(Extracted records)
________
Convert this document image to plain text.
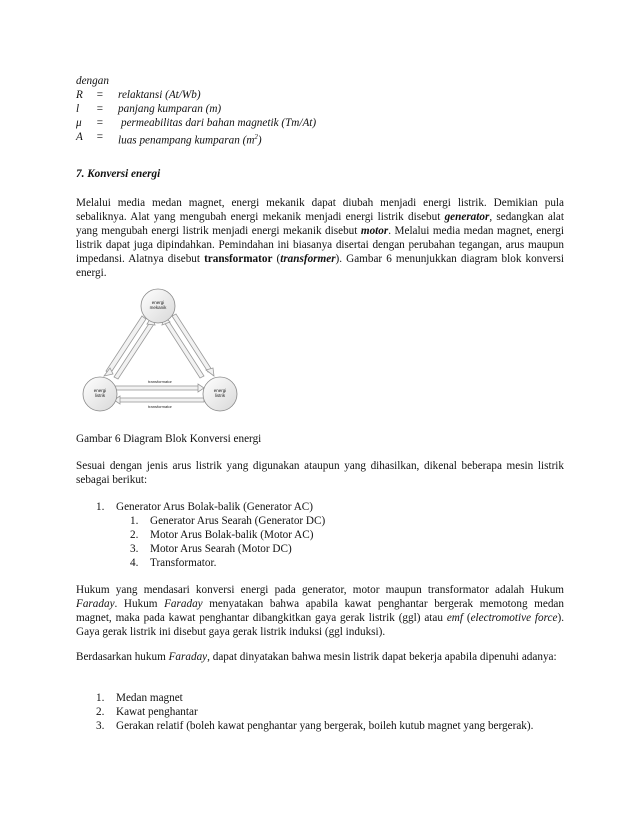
dengan
R	=	relaktansi (At/Wb)
l	=	panjang kumparan (m)
μ	=	permeabilitas dari bahan magnetik (Tm/At)
A	=	luas penampang kumparan $(m^2)$
7. Konversi energi

Melalui media medan magnet, energi mekanik dapat diubah menjadi energi listrik. Demikian pula sebaliknya. Alat yang mengubah energi mekanik menjadi energi listrik disebut generator, sedangkan alat yang mengubah energi listrik menjadi energi mekanik disebut motor. Melalui media medan magnet, energi listrik dapat juga dipindahkan. Pemindahan ini biasanya disertai dengan perubahan tegangan, arus maupun impedansi. Alatnya disebut transformator (transformer). Gambar 6 menunjukkan diagram blok konversi energi.

energi
mekanik
energi
listrik
energi
listrik
transformator
transformator
Gambar 6 Diagram Blok Konversi energi

Sesuai dengan jenis arus listrik yang digunakan ataupun yang dihasilkan, dikenal beberapa mesin listrik sebagai berikut:

1. Generator Arus Bolak-balik (Generator AC)
1. Generator Arus Searah (Generator DC)
2. Motor Arus Bolak-balik (Motor AC)
3. Motor Arus Searah (Motor DC)
4. Transformator.

Hukum yang mendasari konversi energi pada generator, motor maupun transformator adalah Hukum Faraday. Hukum Faraday menyatakan bahwa apabila kawat penghantar bergerak memotong medan magnet, maka pada kawat penghantar dibangkitkan gaya gerak listrik (ggl) atau emf (electromotive force). Gaya gerak listrik ini disebut gaya gerak listrik induksi (ggl induksi).

Berdasarkan hukum Faraday, dapat dinyatakan bahwa mesin listrik dapat bekerja apabila dipenuhi adanya:

1. Medan magnet
2. Kawat penghantar
3. Gerakan relatif (boleh kawat penghantar yang bergerak, boileh kutub magnet yang bergerak).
________
What needs to be done
Collect each line of the entries that has the word "mesin", copying it in full.

Exercise solution
Sesuai dengan jenis arus listrik yang digunakan ataupun yang dihasilkan, dikenal beberapa mesin listrik sebagai berikut:
Berdasarkan hukum Faraday, dapat dinyatakan bahwa mesin listrik dapat bekerja apabila dipenuhi adanya:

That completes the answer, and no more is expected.